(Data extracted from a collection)
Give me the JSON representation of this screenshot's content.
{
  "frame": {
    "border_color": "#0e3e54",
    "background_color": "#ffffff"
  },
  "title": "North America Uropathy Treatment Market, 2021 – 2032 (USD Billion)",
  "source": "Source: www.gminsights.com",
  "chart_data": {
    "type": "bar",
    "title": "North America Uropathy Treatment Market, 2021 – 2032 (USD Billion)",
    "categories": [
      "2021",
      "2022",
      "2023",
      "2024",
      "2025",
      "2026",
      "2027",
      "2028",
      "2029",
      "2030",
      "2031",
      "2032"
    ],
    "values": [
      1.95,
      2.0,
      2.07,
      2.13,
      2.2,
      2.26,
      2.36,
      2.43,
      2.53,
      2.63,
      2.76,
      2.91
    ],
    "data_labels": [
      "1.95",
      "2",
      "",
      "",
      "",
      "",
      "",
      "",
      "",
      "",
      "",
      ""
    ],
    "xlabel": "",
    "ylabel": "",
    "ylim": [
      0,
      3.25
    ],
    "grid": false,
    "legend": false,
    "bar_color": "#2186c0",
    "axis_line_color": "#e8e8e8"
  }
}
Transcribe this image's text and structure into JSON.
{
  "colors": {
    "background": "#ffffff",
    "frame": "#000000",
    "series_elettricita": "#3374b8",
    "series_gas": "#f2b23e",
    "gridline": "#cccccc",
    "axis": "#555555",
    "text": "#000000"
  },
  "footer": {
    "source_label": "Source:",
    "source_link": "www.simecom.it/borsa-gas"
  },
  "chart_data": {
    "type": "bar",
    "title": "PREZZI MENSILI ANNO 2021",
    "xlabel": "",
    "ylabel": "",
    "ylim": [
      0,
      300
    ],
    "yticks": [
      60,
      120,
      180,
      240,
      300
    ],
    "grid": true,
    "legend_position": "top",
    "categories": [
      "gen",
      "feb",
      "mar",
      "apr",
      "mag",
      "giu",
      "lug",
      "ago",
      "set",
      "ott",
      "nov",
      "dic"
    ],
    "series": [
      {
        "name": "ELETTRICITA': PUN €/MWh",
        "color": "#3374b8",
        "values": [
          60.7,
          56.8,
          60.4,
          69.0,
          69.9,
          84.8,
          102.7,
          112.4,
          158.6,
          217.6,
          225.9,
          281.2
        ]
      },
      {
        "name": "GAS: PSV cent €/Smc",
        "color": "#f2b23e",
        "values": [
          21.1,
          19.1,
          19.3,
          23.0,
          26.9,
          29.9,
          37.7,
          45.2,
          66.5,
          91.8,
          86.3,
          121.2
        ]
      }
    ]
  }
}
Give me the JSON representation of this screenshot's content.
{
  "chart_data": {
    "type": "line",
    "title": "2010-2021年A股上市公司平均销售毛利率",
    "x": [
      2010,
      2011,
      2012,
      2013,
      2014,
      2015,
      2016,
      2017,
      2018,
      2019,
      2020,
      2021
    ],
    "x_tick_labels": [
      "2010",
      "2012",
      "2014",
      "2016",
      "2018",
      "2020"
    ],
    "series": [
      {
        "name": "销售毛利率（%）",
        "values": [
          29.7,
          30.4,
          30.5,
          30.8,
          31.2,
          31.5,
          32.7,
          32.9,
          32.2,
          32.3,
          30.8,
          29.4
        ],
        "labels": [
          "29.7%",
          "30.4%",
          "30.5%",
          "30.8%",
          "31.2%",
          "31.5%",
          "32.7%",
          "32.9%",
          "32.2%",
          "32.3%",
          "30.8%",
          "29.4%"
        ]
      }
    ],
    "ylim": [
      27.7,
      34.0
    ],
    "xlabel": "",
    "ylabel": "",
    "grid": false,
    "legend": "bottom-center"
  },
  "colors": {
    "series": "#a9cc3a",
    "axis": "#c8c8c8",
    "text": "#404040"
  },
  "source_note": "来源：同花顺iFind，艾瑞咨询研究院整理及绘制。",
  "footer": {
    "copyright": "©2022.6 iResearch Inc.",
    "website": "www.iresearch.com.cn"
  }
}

Exercise task: Your task is to output all of the data above word for word.

Written response:
Give me the JSON representation of this screenshot's content.
{
  "frame": {
    "border_color": "#0e3e54",
    "background_color": "#ffffff"
  },
  "title": "North America Uropathy Treatment Market, 2021 – 2032 (USD Billion)",
  "source": "Source: www.gminsights.com",
  "chart_data": {
    "type": "bar",
    "title": "North America Uropathy Treatment Market, 2021 – 2032 (USD Billion)",
    "categories": [
      "2021",
      "2022",
      "2023",
      "2024",
      "2025",
      "2026",
      "2027",
      "2028",
      "2029",
      "2030",
      "2031",
      "2032"
    ],
    "values": [
      1.95,
      2.0,
      2.07,
      2.13,
      2.2,
      2.26,
      2.36,
      2.43,
      2.53,
      2.63,
      2.76,
      2.91
    ],
    "data_labels": [
      "1.95",
      "2",
      "",
      "",
      "",
      "",
      "",
      "",
      "",
      "",
      "",
      ""
    ],
    "xlabel": "",
    "ylabel": "",
    "ylim": [
      0,
      3.25
    ],
    "grid": false,
    "legend": false,
    "bar_color": "#2186c0",
    "axis_line_color": "#e8e8e8"
  }
}
Transcribe this image's text and structure into JSON.
{
  "colors": {
    "background": "#ffffff",
    "frame": "#000000",
    "series_elettricita": "#3374b8",
    "series_gas": "#f2b23e",
    "gridline": "#cccccc",
    "axis": "#555555",
    "text": "#000000"
  },
  "footer": {
    "source_label": "Source:",
    "source_link": "www.simecom.it/borsa-gas"
  },
  "chart_data": {
    "type": "bar",
    "title": "PREZZI MENSILI ANNO 2021",
    "xlabel": "",
    "ylabel": "",
    "ylim": [
      0,
      300
    ],
    "yticks": [
      60,
      120,
      180,
      240,
      300
    ],
    "grid": true,
    "legend_position": "top",
    "categories": [
      "gen",
      "feb",
      "mar",
      "apr",
      "mag",
      "giu",
      "lug",
      "ago",
      "set",
      "ott",
      "nov",
      "dic"
    ],
    "series": [
      {
        "name": "ELETTRICITA': PUN €/MWh",
        "color": "#3374b8",
        "values": [
          60.7,
          56.8,
          60.4,
          69.0,
          69.9,
          84.8,
          102.7,
          112.4,
          158.6,
          217.6,
          225.9,
          281.2
        ]
      },
      {
        "name": "GAS: PSV cent €/Smc",
        "color": "#f2b23e",
        "values": [
          21.1,
          19.1,
          19.3,
          23.0,
          26.9,
          29.9,
          37.7,
          45.2,
          66.5,
          91.8,
          86.3,
          121.2
        ]
      }
    ]
  }
}
Give me the JSON representation of this screenshot's content.
{
  "chart_data": {
    "type": "line",
    "title": "2010-2021年A股上市公司平均销售毛利率",
    "x": [
      2010,
      2011,
      2012,
      2013,
      2014,
      2015,
      2016,
      2017,
      2018,
      2019,
      2020,
      2021
    ],
    "x_tick_labels": [
      "2010",
      "2012",
      "2014",
      "2016",
      "2018",
      "2020"
    ],
    "series": [
      {
        "name": "销售毛利率（%）",
        "values": [
          29.7,
          30.4,
          30.5,
          30.8,
          31.2,
          31.5,
          32.7,
          32.9,
          32.2,
          32.3,
          30.8,
          29.4
        ],
        "labels": [
          "29.7%",
          "30.4%",
          "30.5%",
          "30.8%",
          "31.2%",
          "31.5%",
          "32.7%",
          "32.9%",
          "32.2%",
          "32.3%",
          "30.8%",
          "29.4%"
        ]
      }
    ],
    "ylim": [
      27.7,
      34.0
    ],
    "xlabel": "",
    "ylabel": "",
    "grid": false,
    "legend": "bottom-center"
  },
  "colors": {
    "series": "#a9cc3a",
    "axis": "#c8c8c8",
    "text": "#404040"
  },
  "source_note": "来源：同花顺iFind，艾瑞咨询研究院整理及绘制。",
  "footer": {
    "copyright": "©2022.6 iResearch Inc.",
    "website": "www.iresearch.com.cn"
  }
}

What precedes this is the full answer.